(Figure collection entries)
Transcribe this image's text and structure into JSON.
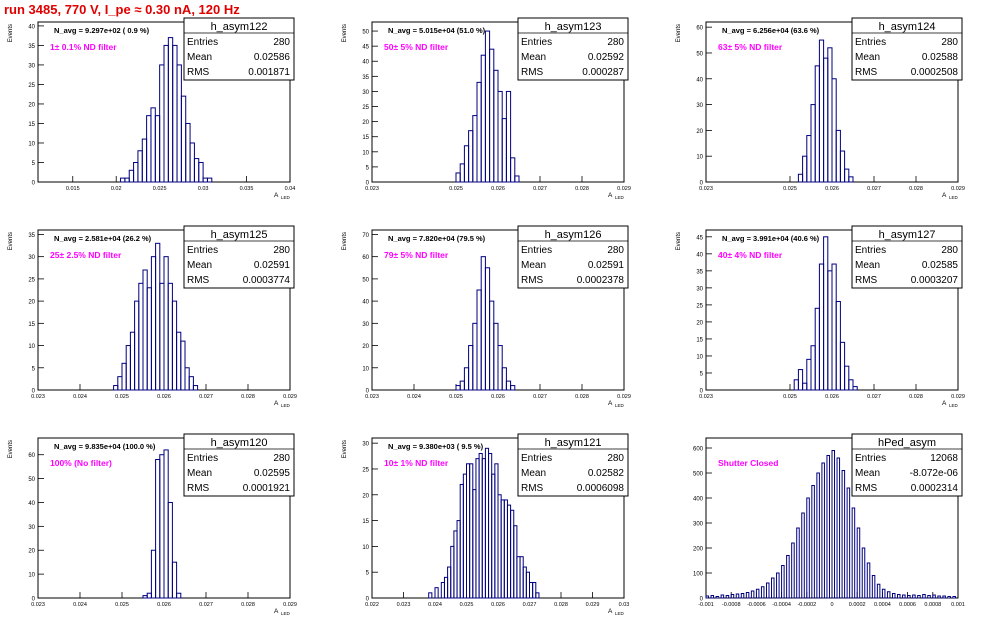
{
  "title": "run 3485,   770 V, I_pe ≈ 0.30 nA, 120 Hz",
  "colors": {
    "hist": "#00007f",
    "annot": "#ff00ff",
    "title": "#e00000"
  },
  "chart_data": [
    {
      "type": "bar",
      "name": "h_asym122",
      "entries": "280",
      "mean": "0.02586",
      "rms": "0.001871",
      "nlabel": "N_avg = 9.297e+02 ( 0.9 %)",
      "filter": "1± 0.1% ND filter",
      "xlabel": "A",
      "xlabel_sub": "LED",
      "ylabel": "Events",
      "xlim": [
        0.011,
        0.04
      ],
      "ylim": [
        0,
        41
      ],
      "xticks": [
        0.015,
        0.02,
        0.025,
        0.03,
        0.035,
        0.04
      ],
      "yticks": [
        0,
        5,
        10,
        15,
        20,
        25,
        30,
        35,
        40
      ],
      "bin_width": 0.0005,
      "bins": [
        [
          0.0205,
          1
        ],
        [
          0.021,
          1
        ],
        [
          0.0215,
          3
        ],
        [
          0.022,
          5
        ],
        [
          0.0225,
          8
        ],
        [
          0.023,
          11
        ],
        [
          0.0235,
          17
        ],
        [
          0.024,
          19
        ],
        [
          0.0245,
          17
        ],
        [
          0.025,
          30
        ],
        [
          0.0255,
          35
        ],
        [
          0.026,
          37
        ],
        [
          0.0265,
          35
        ],
        [
          0.027,
          30
        ],
        [
          0.0275,
          22
        ],
        [
          0.028,
          15
        ],
        [
          0.0285,
          10
        ],
        [
          0.029,
          6
        ],
        [
          0.0295,
          5
        ],
        [
          0.03,
          1
        ],
        [
          0.0305,
          1
        ]
      ]
    },
    {
      "type": "bar",
      "name": "h_asym123",
      "entries": "280",
      "mean": "0.02592",
      "rms": "0.000287",
      "nlabel": "N_avg = 5.015e+04 (51.0 %)",
      "filter": "50± 5% ND filter",
      "xlabel": "A",
      "xlabel_sub": "LED",
      "ylabel": "Events",
      "xlim": [
        0.023,
        0.029
      ],
      "ylim": [
        0,
        53
      ],
      "xticks": [
        0.023,
        0.025,
        0.026,
        0.027,
        0.028,
        0.029
      ],
      "yticks": [
        0,
        5,
        10,
        15,
        20,
        25,
        30,
        35,
        40,
        45,
        50
      ],
      "bin_width": 0.0001,
      "bins": [
        [
          0.025,
          3
        ],
        [
          0.0251,
          6
        ],
        [
          0.0252,
          12
        ],
        [
          0.0253,
          17
        ],
        [
          0.0254,
          22
        ],
        [
          0.0255,
          33
        ],
        [
          0.0256,
          42
        ],
        [
          0.0257,
          50
        ],
        [
          0.0258,
          44
        ],
        [
          0.0259,
          37
        ],
        [
          0.026,
          30
        ],
        [
          0.0261,
          21
        ],
        [
          0.0262,
          30
        ],
        [
          0.0263,
          8
        ],
        [
          0.0264,
          2
        ]
      ]
    },
    {
      "type": "bar",
      "name": "h_asym124",
      "entries": "280",
      "mean": "0.02588",
      "rms": "0.0002508",
      "nlabel": "N_avg = 6.256e+04 (63.6 %)",
      "filter": "63± 5% ND filter",
      "xlabel": "A",
      "xlabel_sub": "LED",
      "ylabel": "Events",
      "xlim": [
        0.023,
        0.029
      ],
      "ylim": [
        0,
        62
      ],
      "xticks": [
        0.023,
        0.025,
        0.026,
        0.027,
        0.028,
        0.029
      ],
      "yticks": [
        0,
        10,
        20,
        30,
        40,
        50,
        60
      ],
      "bin_width": 0.0001,
      "bins": [
        [
          0.0252,
          3
        ],
        [
          0.0253,
          10
        ],
        [
          0.0254,
          18
        ],
        [
          0.0255,
          30
        ],
        [
          0.0256,
          45
        ],
        [
          0.0257,
          55
        ],
        [
          0.0258,
          48
        ],
        [
          0.0259,
          52
        ],
        [
          0.026,
          40
        ],
        [
          0.0261,
          20
        ],
        [
          0.0262,
          12
        ],
        [
          0.0263,
          5
        ],
        [
          0.0264,
          2
        ]
      ]
    },
    {
      "type": "bar",
      "name": "h_asym125",
      "entries": "280",
      "mean": "0.02591",
      "rms": "0.0003774",
      "nlabel": "N_avg = 2.581e+04 (26.2 %)",
      "filter": "25± 2.5% ND filter",
      "xlabel": "A",
      "xlabel_sub": "LED",
      "ylabel": "Events",
      "xlim": [
        0.023,
        0.029
      ],
      "ylim": [
        0,
        36
      ],
      "xticks": [
        0.023,
        0.024,
        0.025,
        0.026,
        0.027,
        0.028,
        0.029
      ],
      "yticks": [
        0,
        5,
        10,
        15,
        20,
        25,
        30,
        35
      ],
      "bin_width": 0.0001,
      "bins": [
        [
          0.0248,
          1
        ],
        [
          0.0249,
          3
        ],
        [
          0.025,
          6
        ],
        [
          0.0251,
          10
        ],
        [
          0.0252,
          13
        ],
        [
          0.0253,
          20
        ],
        [
          0.0254,
          24
        ],
        [
          0.0255,
          27
        ],
        [
          0.0256,
          23
        ],
        [
          0.0257,
          30
        ],
        [
          0.0258,
          33
        ],
        [
          0.0259,
          24
        ],
        [
          0.026,
          30
        ],
        [
          0.0261,
          24
        ],
        [
          0.0262,
          20
        ],
        [
          0.0263,
          13
        ],
        [
          0.0264,
          11
        ],
        [
          0.0265,
          5
        ],
        [
          0.0266,
          3
        ],
        [
          0.0267,
          1
        ]
      ]
    },
    {
      "type": "bar",
      "name": "h_asym126",
      "entries": "280",
      "mean": "0.02591",
      "rms": "0.0002378",
      "nlabel": "N_avg = 7.820e+04 (79.5 %)",
      "filter": "79± 5% ND filter",
      "xlabel": "A",
      "xlabel_sub": "LED",
      "ylabel": "Events",
      "xlim": [
        0.023,
        0.029
      ],
      "ylim": [
        0,
        72
      ],
      "xticks": [
        0.023,
        0.024,
        0.025,
        0.026,
        0.027,
        0.028,
        0.029
      ],
      "yticks": [
        0,
        10,
        20,
        30,
        40,
        50,
        60,
        70
      ],
      "bin_width": 0.0001,
      "bins": [
        [
          0.025,
          2
        ],
        [
          0.0251,
          4
        ],
        [
          0.0252,
          10
        ],
        [
          0.0253,
          20
        ],
        [
          0.0254,
          30
        ],
        [
          0.0255,
          45
        ],
        [
          0.0256,
          60
        ],
        [
          0.0257,
          55
        ],
        [
          0.0258,
          40
        ],
        [
          0.0259,
          30
        ],
        [
          0.026,
          20
        ],
        [
          0.0261,
          10
        ],
        [
          0.0262,
          4
        ],
        [
          0.0263,
          2
        ]
      ]
    },
    {
      "type": "bar",
      "name": "h_asym127",
      "entries": "280",
      "mean": "0.02585",
      "rms": "0.0003207",
      "nlabel": "N_avg = 3.991e+04 (40.6 %)",
      "filter": "40± 4% ND filter",
      "xlabel": "A",
      "xlabel_sub": "LED",
      "ylabel": "Events",
      "xlim": [
        0.023,
        0.029
      ],
      "ylim": [
        0,
        47
      ],
      "xticks": [
        0.023,
        0.025,
        0.026,
        0.027,
        0.028,
        0.029
      ],
      "yticks": [
        0,
        5,
        10,
        15,
        20,
        25,
        30,
        35,
        40,
        45
      ],
      "bin_width": 0.0001,
      "bins": [
        [
          0.0251,
          3
        ],
        [
          0.0252,
          6
        ],
        [
          0.0253,
          2
        ],
        [
          0.0254,
          9
        ],
        [
          0.0255,
          13
        ],
        [
          0.0256,
          24
        ],
        [
          0.0257,
          37
        ],
        [
          0.0258,
          45
        ],
        [
          0.0259,
          35
        ],
        [
          0.026,
          37
        ],
        [
          0.0261,
          26
        ],
        [
          0.0262,
          14
        ],
        [
          0.0263,
          7
        ],
        [
          0.0264,
          3
        ],
        [
          0.0265,
          1
        ]
      ]
    },
    {
      "type": "bar",
      "name": "h_asym120",
      "entries": "280",
      "mean": "0.02595",
      "rms": "0.0001921",
      "nlabel": "N_avg = 9.835e+04 (100.0 %)",
      "filter": "100% (No filter)",
      "xlabel": "A",
      "xlabel_sub": "LED",
      "ylabel": "Events",
      "xlim": [
        0.023,
        0.029
      ],
      "ylim": [
        0,
        67
      ],
      "xticks": [
        0.023,
        0.024,
        0.025,
        0.026,
        0.027,
        0.028,
        0.029
      ],
      "yticks": [
        0,
        10,
        20,
        30,
        40,
        50,
        60
      ],
      "bin_width": 0.0001,
      "bins": [
        [
          0.0255,
          1
        ],
        [
          0.0256,
          2
        ],
        [
          0.0257,
          20
        ],
        [
          0.0258,
          58
        ],
        [
          0.0259,
          60
        ],
        [
          0.026,
          62
        ],
        [
          0.0261,
          40
        ],
        [
          0.0262,
          15
        ],
        [
          0.0263,
          2
        ]
      ]
    },
    {
      "type": "bar",
      "name": "h_asym121",
      "entries": "280",
      "mean": "0.02582",
      "rms": "0.0006098",
      "nlabel": "N_avg = 9.380e+03 ( 9.5 %)",
      "filter": "10± 1% ND filter",
      "xlabel": "A",
      "xlabel_sub": "LED",
      "ylabel": "Events",
      "xlim": [
        0.022,
        0.03
      ],
      "ylim": [
        0,
        31
      ],
      "xticks": [
        0.022,
        0.023,
        0.024,
        0.025,
        0.026,
        0.027,
        0.028,
        0.029,
        0.03
      ],
      "yticks": [
        0,
        5,
        10,
        15,
        20,
        25,
        30
      ],
      "bin_width": 0.0001,
      "bins": [
        [
          0.0238,
          1
        ],
        [
          0.024,
          2
        ],
        [
          0.0242,
          3
        ],
        [
          0.0243,
          4
        ],
        [
          0.0244,
          6
        ],
        [
          0.0245,
          10
        ],
        [
          0.0246,
          13
        ],
        [
          0.0247,
          15
        ],
        [
          0.0248,
          22
        ],
        [
          0.0249,
          24
        ],
        [
          0.025,
          26
        ],
        [
          0.0251,
          26
        ],
        [
          0.0252,
          21
        ],
        [
          0.0253,
          27
        ],
        [
          0.0254,
          28
        ],
        [
          0.0255,
          27
        ],
        [
          0.0256,
          29
        ],
        [
          0.0257,
          28
        ],
        [
          0.0258,
          24
        ],
        [
          0.0259,
          26
        ],
        [
          0.026,
          20
        ],
        [
          0.0261,
          19
        ],
        [
          0.0262,
          19
        ],
        [
          0.0263,
          18
        ],
        [
          0.0264,
          17
        ],
        [
          0.0265,
          14
        ],
        [
          0.0266,
          8
        ],
        [
          0.0267,
          8
        ],
        [
          0.0268,
          6
        ],
        [
          0.0269,
          5
        ],
        [
          0.027,
          3
        ],
        [
          0.0271,
          3
        ],
        [
          0.0272,
          1
        ]
      ]
    },
    {
      "type": "bar",
      "name": "hPed_asym",
      "entries": "12068",
      "mean": "-8.072e-06",
      "rms": "0.0002314",
      "nlabel": "",
      "filter": "Shutter Closed",
      "xlabel": "",
      "xlabel_sub": "",
      "ylabel": "",
      "xlim": [
        -0.001,
        0.001
      ],
      "ylim": [
        0,
        640
      ],
      "xticks": [
        -0.001,
        -0.0008,
        -0.0006,
        -0.0004,
        -0.0002,
        0,
        0.0002,
        0.0004,
        0.0006,
        0.0008,
        0.001
      ],
      "yticks": [
        0,
        100,
        200,
        300,
        400,
        500,
        600
      ],
      "bin_width": 2e-05,
      "bins": [
        [
          -0.001,
          8
        ],
        [
          -0.00096,
          10
        ],
        [
          -0.00092,
          6
        ],
        [
          -0.00088,
          12
        ],
        [
          -0.00084,
          10
        ],
        [
          -0.0008,
          14
        ],
        [
          -0.00076,
          16
        ],
        [
          -0.00072,
          18
        ],
        [
          -0.00068,
          22
        ],
        [
          -0.00064,
          28
        ],
        [
          -0.0006,
          35
        ],
        [
          -0.00056,
          45
        ],
        [
          -0.00052,
          60
        ],
        [
          -0.00048,
          80
        ],
        [
          -0.00044,
          100
        ],
        [
          -0.0004,
          130
        ],
        [
          -0.00036,
          170
        ],
        [
          -0.00032,
          220
        ],
        [
          -0.00028,
          280
        ],
        [
          -0.00024,
          340
        ],
        [
          -0.0002,
          400
        ],
        [
          -0.00016,
          450
        ],
        [
          -0.00012,
          500
        ],
        [
          -8e-05,
          540
        ],
        [
          -4e-05,
          570
        ],
        [
          0,
          590
        ],
        [
          4e-05,
          560
        ],
        [
          8e-05,
          510
        ],
        [
          0.00012,
          440
        ],
        [
          0.00016,
          360
        ],
        [
          0.0002,
          280
        ],
        [
          0.00024,
          200
        ],
        [
          0.00028,
          140
        ],
        [
          0.00032,
          90
        ],
        [
          0.00036,
          55
        ],
        [
          0.0004,
          35
        ],
        [
          0.00044,
          25
        ],
        [
          0.00048,
          18
        ],
        [
          0.00052,
          14
        ],
        [
          0.00056,
          12
        ],
        [
          0.0006,
          10
        ],
        [
          0.00064,
          12
        ],
        [
          0.00068,
          10
        ],
        [
          0.00072,
          14
        ],
        [
          0.00076,
          10
        ],
        [
          0.0008,
          12
        ],
        [
          0.00084,
          8
        ],
        [
          0.00088,
          8
        ],
        [
          0.00092,
          6
        ],
        [
          0.00096,
          6
        ]
      ]
    }
  ]
}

== What is needed ==
Each line holding the word "nlabel" counts once; report the total and nothing else.

== Exercise result ==
9